• [TASK STATEMENT]: Go through the data below. Pull out every line that has the word "riciclo".

--

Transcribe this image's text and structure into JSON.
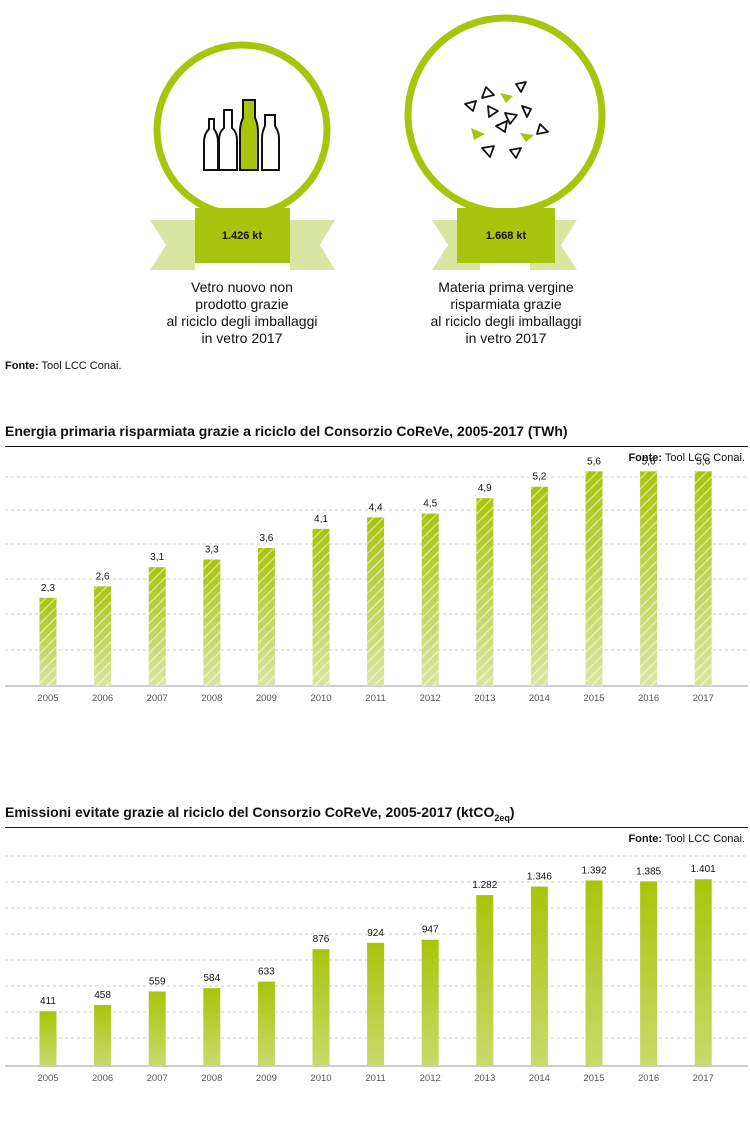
{
  "colors": {
    "accent": "#a9c40c",
    "accent_light": "#d9e6a1",
    "grid": "#cfcfcf",
    "axis": "#9a9a9a"
  },
  "infographic": {
    "items": [
      {
        "value": "1.426 kt",
        "icon": "bottles-icon",
        "caption": [
          "Vetro nuovo non",
          "prodotto grazie",
          "al riciclo degli imballaggi",
          "in vetro 2017"
        ]
      },
      {
        "value": "1.668 kt",
        "icon": "glass-shards-icon",
        "caption": [
          "Materia prima vergine",
          "risparmiata grazie",
          "al riciclo degli imballaggi",
          "in vetro 2017"
        ]
      }
    ],
    "source_label": "Fonte:",
    "source_text": " Tool LCC Conai."
  },
  "chart_data": [
    {
      "type": "bar",
      "title": "Energia primaria risparmiata grazie a riciclo del Consorzio CoReVe, 2005-2017 (TWh)",
      "source_label": "Fonte:",
      "source_text": " Tool LCC Conai.",
      "categories": [
        "2005",
        "2006",
        "2007",
        "2008",
        "2009",
        "2010",
        "2011",
        "2012",
        "2013",
        "2014",
        "2015",
        "2016",
        "2017"
      ],
      "values": [
        2.3,
        2.6,
        3.1,
        3.3,
        3.6,
        4.1,
        4.4,
        4.5,
        4.9,
        5.2,
        5.6,
        5.6,
        5.6
      ],
      "value_labels": [
        "2,3",
        "2,6",
        "3,1",
        "3,3",
        "3,6",
        "4,1",
        "4,4",
        "4,5",
        "4,9",
        "5,2",
        "5,6",
        "5,6",
        "5,6"
      ],
      "ylim": [
        0,
        6
      ],
      "grid": true,
      "style": "hatched-gradient"
    },
    {
      "type": "bar",
      "title_main": "Emissioni evitate grazie al riciclo del Consorzio CoReVe, 2005-2017 (ktCO",
      "title_sub": "2eq",
      "title_end": ")",
      "source_label": "Fonte:",
      "source_text": " Tool LCC Conai.",
      "categories": [
        "2005",
        "2006",
        "2007",
        "2008",
        "2009",
        "2010",
        "2011",
        "2012",
        "2013",
        "2014",
        "2015",
        "2016",
        "2017"
      ],
      "values": [
        411,
        458,
        559,
        584,
        633,
        876,
        924,
        947,
        1282,
        1346,
        1392,
        1385,
        1401
      ],
      "value_labels": [
        "411",
        "458",
        "559",
        "584",
        "633",
        "876",
        "924",
        "947",
        "1.282",
        "1.346",
        "1.392",
        "1.385",
        "1.401"
      ],
      "ylim": [
        0,
        1500
      ],
      "grid": true,
      "style": "gradient"
    }
  ]
}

--

• [RESULT BELOW]:
          "al riciclo degli imballaggi",
          "al riciclo degli imballaggi",
      "title": "Energia primaria risparmiata grazie a riciclo del Consorzio CoReVe, 2005-2017 (TWh)",
      "title_main": "Emissioni evitate grazie al riciclo del Consorzio CoReVe, 2005-2017 (ktCO",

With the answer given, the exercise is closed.